▶ _What is needed_: Keep only those lines of the records that include the string "would".

▶ _Records_:

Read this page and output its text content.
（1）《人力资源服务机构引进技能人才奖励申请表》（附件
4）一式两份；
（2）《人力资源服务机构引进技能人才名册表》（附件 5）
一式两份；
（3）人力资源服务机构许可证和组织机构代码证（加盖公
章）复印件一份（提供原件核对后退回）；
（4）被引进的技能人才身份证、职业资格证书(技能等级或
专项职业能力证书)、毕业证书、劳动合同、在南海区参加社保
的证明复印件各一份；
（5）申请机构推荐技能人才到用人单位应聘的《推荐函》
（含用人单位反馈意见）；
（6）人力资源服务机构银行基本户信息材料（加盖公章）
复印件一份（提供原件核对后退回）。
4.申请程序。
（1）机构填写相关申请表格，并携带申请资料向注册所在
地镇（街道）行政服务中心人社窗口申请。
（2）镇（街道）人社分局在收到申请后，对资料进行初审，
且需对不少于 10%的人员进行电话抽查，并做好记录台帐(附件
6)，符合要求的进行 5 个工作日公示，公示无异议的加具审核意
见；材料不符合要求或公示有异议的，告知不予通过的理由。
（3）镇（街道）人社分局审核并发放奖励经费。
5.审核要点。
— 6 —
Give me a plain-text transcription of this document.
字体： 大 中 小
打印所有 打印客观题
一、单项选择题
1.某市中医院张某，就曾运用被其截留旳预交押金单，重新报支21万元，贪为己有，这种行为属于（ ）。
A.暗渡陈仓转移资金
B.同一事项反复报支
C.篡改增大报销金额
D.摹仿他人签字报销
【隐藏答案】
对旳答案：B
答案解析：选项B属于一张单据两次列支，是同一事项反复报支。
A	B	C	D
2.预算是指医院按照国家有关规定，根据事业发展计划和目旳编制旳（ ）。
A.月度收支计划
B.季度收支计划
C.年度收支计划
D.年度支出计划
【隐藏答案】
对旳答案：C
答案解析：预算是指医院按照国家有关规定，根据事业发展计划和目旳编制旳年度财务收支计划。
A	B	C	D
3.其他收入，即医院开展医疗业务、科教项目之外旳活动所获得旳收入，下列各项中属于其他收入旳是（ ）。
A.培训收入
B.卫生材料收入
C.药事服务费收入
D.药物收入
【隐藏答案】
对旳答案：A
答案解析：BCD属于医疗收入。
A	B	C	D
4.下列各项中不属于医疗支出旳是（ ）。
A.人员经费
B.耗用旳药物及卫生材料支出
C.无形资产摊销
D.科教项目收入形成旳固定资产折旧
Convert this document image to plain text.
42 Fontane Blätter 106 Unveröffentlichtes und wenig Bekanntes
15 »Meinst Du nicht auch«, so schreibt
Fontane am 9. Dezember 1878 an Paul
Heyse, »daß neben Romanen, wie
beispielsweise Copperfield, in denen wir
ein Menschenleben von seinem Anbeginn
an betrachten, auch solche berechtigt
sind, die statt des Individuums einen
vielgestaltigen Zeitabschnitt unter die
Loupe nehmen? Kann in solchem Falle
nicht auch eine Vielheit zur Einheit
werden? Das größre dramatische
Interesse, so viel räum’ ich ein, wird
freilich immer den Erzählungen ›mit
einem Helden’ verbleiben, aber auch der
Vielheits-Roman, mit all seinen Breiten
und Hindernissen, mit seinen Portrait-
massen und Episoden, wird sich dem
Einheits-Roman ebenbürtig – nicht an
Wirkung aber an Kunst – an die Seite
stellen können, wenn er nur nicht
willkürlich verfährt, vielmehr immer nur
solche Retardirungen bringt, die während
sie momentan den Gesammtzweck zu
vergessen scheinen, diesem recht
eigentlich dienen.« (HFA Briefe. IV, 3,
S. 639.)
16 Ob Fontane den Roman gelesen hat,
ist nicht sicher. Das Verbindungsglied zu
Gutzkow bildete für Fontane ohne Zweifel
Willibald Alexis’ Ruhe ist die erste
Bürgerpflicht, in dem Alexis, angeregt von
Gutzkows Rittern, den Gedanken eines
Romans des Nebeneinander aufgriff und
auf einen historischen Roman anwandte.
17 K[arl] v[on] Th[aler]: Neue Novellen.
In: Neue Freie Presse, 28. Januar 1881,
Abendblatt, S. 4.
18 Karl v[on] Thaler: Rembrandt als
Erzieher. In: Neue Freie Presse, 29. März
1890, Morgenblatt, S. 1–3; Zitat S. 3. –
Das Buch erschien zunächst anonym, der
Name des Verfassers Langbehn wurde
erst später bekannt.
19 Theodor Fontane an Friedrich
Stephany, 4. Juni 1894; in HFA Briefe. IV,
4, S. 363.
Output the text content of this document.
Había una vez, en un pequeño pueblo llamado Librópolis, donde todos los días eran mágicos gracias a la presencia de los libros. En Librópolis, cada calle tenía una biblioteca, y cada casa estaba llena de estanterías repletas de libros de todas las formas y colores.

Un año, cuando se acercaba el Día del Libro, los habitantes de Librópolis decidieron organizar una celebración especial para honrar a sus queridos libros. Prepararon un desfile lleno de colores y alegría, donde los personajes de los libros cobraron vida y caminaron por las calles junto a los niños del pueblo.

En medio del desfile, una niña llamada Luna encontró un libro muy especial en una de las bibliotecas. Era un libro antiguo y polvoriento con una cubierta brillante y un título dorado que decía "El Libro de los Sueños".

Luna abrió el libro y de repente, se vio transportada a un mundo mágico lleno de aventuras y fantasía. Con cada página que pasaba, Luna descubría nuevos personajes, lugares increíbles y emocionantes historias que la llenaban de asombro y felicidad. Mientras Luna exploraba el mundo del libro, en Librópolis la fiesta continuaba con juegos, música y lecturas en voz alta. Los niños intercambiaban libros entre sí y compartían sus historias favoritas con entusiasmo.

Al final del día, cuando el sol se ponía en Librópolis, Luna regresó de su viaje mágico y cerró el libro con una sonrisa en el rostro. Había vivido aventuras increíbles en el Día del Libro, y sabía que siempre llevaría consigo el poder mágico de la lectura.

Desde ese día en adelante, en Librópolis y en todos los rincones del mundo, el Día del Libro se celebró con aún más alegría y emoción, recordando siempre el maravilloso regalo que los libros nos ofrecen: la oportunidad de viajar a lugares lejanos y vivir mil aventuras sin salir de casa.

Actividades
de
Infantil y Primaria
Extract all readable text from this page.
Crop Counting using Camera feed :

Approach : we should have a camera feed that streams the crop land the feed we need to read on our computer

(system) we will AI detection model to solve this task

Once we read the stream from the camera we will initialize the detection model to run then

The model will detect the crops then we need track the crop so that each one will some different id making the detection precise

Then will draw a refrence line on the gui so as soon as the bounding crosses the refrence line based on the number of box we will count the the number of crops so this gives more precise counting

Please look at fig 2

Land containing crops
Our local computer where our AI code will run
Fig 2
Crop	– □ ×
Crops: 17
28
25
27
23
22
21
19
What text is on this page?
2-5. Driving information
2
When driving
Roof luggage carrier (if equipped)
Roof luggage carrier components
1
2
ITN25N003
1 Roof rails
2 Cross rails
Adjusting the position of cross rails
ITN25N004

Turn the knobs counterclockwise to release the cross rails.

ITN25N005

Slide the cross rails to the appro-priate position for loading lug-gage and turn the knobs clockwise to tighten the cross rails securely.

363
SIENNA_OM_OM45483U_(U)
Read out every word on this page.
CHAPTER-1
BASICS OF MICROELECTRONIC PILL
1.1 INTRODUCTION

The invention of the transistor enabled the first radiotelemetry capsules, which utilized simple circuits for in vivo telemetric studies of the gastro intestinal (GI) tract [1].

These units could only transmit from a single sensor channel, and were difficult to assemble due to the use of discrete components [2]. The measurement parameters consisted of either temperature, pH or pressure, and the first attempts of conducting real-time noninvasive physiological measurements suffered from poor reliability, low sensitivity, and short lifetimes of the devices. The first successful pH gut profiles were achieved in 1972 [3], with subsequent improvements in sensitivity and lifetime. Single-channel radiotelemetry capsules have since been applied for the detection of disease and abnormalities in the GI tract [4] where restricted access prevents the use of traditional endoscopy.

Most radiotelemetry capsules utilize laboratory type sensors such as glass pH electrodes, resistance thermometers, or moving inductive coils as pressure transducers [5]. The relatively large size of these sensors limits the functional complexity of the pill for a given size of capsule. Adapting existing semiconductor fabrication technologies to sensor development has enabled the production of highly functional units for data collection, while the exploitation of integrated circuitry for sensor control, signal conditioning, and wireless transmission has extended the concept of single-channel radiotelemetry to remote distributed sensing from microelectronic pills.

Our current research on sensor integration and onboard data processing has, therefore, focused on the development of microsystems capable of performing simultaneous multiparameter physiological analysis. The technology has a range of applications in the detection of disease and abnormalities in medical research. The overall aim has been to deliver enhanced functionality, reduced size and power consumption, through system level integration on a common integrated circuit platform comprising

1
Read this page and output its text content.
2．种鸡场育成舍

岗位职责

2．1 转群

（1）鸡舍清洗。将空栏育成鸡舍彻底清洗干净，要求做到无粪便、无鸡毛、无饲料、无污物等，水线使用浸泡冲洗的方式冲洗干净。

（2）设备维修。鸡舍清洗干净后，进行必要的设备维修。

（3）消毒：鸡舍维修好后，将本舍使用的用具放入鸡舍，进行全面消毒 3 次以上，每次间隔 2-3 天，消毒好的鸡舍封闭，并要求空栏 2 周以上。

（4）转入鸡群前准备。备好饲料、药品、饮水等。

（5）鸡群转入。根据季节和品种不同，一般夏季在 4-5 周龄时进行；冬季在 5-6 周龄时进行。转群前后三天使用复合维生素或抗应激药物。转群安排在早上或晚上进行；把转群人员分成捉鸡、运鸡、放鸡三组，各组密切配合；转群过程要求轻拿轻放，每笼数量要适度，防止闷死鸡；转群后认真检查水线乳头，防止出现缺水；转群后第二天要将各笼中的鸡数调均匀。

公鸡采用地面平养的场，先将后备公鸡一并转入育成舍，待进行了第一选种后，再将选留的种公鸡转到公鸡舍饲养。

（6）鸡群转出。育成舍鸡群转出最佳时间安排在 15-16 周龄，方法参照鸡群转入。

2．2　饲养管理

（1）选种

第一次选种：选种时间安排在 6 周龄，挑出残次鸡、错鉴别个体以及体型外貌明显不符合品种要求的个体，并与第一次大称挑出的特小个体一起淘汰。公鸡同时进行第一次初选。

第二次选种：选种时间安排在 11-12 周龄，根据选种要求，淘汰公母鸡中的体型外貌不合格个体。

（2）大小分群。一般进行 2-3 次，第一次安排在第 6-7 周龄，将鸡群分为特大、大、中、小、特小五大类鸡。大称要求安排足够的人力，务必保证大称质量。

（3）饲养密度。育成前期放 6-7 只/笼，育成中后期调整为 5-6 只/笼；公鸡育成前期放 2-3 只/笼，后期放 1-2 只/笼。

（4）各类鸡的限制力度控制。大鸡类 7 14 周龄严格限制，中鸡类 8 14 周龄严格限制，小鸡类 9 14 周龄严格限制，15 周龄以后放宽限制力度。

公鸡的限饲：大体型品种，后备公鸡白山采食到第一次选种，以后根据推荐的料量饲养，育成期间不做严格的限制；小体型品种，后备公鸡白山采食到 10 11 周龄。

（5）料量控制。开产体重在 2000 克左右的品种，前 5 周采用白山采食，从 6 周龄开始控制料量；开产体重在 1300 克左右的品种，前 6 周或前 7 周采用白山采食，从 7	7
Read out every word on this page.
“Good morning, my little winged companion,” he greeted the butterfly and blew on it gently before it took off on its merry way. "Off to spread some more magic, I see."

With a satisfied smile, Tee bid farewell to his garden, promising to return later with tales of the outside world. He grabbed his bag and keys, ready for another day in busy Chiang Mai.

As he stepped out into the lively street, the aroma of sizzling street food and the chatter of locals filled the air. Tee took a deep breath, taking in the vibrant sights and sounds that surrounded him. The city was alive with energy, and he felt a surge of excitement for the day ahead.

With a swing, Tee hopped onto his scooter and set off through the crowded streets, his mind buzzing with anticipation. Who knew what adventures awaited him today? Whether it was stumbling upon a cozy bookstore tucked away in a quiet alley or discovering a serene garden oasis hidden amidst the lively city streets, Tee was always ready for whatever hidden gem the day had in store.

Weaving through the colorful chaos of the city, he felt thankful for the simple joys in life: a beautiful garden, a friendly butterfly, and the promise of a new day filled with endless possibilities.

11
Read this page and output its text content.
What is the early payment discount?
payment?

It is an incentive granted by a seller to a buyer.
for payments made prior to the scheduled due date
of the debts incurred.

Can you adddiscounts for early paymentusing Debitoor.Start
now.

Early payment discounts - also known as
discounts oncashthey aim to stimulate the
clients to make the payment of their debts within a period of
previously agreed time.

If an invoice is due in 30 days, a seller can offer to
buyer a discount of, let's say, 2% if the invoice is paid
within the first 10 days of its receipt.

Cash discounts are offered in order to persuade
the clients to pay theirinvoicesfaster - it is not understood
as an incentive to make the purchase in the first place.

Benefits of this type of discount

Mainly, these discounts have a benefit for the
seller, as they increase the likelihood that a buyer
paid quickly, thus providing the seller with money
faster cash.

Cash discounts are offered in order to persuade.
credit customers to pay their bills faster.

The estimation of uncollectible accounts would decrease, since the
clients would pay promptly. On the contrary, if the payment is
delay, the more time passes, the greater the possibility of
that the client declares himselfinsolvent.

▶ _The completed task_:
The estimation of uncollectible accounts would decrease, since the
clients would pay promptly. On the contrary, if the payment is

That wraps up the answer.